## What to produce
Report how many lines in the records hold the string "Database"; give the number and nothing else.

## Task data
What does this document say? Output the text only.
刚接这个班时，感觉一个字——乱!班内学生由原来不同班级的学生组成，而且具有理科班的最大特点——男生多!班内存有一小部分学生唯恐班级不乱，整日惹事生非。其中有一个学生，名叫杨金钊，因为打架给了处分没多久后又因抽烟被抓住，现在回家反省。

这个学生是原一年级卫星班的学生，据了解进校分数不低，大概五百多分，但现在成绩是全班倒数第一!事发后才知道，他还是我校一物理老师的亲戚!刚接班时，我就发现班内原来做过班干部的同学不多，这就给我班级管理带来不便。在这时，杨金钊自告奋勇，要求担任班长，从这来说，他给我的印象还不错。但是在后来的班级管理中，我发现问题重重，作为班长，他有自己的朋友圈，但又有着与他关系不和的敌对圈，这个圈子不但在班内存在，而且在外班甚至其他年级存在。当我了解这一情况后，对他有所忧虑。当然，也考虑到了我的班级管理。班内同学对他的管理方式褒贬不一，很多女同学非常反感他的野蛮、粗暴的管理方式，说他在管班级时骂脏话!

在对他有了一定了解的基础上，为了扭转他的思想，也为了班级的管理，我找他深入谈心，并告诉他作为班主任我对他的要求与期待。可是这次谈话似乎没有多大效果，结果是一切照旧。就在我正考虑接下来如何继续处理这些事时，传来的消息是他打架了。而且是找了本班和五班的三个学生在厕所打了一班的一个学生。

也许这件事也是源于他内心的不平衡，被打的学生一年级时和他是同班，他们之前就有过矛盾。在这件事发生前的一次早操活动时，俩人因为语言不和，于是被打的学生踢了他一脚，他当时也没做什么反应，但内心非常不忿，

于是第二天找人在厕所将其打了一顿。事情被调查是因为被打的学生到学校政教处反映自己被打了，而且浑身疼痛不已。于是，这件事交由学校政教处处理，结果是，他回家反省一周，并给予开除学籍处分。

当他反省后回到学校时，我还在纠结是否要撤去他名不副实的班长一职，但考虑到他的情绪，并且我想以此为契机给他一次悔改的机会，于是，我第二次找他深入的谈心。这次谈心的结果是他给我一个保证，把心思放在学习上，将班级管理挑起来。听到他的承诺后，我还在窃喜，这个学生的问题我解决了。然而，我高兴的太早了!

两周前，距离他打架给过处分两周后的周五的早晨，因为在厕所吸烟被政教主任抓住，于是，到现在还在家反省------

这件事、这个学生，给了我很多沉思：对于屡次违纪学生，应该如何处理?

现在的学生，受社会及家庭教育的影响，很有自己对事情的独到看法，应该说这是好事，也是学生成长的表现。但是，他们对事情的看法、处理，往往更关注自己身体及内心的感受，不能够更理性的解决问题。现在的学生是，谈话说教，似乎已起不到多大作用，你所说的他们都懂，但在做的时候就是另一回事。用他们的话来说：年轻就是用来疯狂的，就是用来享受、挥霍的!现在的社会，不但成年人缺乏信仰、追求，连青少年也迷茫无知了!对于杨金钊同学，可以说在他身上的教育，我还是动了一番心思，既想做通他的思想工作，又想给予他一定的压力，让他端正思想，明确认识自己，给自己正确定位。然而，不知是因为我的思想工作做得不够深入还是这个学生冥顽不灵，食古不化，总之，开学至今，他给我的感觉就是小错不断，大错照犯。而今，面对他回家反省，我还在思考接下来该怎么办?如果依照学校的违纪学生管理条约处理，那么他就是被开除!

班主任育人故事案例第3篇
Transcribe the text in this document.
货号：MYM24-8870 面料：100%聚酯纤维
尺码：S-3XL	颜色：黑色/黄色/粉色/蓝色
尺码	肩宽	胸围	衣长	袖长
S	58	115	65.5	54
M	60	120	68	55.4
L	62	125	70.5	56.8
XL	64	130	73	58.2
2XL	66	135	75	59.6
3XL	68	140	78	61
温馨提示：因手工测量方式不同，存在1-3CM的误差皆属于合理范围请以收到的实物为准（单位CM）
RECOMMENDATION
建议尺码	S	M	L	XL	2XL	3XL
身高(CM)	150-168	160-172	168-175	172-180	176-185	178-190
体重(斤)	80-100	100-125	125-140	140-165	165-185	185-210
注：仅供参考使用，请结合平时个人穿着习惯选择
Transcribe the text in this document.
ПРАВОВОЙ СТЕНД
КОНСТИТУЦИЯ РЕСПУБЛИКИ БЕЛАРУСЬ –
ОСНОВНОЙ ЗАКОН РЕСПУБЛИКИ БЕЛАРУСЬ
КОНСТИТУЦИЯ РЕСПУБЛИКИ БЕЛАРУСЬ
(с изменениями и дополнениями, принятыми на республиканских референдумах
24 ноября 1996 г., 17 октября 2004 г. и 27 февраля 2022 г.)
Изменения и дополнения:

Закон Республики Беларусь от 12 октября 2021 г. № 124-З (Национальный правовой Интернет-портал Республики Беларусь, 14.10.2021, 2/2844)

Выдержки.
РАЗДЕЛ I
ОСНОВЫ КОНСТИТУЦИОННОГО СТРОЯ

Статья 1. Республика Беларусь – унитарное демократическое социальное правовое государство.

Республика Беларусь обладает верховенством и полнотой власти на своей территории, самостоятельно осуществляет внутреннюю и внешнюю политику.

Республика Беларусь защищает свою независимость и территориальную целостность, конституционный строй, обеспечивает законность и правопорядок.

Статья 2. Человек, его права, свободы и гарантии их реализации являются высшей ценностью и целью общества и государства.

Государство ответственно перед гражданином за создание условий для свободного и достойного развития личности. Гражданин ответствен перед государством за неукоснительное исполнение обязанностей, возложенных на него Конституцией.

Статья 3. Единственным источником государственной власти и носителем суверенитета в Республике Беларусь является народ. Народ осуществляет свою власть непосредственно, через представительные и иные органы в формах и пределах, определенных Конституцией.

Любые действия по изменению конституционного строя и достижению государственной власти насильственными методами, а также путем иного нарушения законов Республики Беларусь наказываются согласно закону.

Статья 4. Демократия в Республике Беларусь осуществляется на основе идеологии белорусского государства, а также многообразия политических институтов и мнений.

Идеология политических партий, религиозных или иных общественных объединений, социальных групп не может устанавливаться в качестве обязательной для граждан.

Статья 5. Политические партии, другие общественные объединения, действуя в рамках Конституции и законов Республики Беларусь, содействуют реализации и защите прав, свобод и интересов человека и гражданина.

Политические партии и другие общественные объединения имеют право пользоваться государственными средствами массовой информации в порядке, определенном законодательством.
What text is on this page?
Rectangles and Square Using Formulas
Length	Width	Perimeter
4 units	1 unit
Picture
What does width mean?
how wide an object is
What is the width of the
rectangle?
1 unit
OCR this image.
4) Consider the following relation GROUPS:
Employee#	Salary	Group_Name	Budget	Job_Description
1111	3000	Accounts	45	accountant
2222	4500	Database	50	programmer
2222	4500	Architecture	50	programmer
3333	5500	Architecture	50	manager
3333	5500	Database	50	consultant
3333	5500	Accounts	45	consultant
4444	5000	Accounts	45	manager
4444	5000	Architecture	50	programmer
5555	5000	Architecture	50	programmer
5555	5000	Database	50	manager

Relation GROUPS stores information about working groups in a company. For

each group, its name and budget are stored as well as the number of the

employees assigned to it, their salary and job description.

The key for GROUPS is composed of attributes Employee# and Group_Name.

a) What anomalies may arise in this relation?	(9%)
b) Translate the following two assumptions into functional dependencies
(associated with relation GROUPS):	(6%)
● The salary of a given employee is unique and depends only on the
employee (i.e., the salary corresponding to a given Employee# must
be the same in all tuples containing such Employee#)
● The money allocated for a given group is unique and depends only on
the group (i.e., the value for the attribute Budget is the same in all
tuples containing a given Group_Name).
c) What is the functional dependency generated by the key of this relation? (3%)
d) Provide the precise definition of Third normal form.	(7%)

## Result
3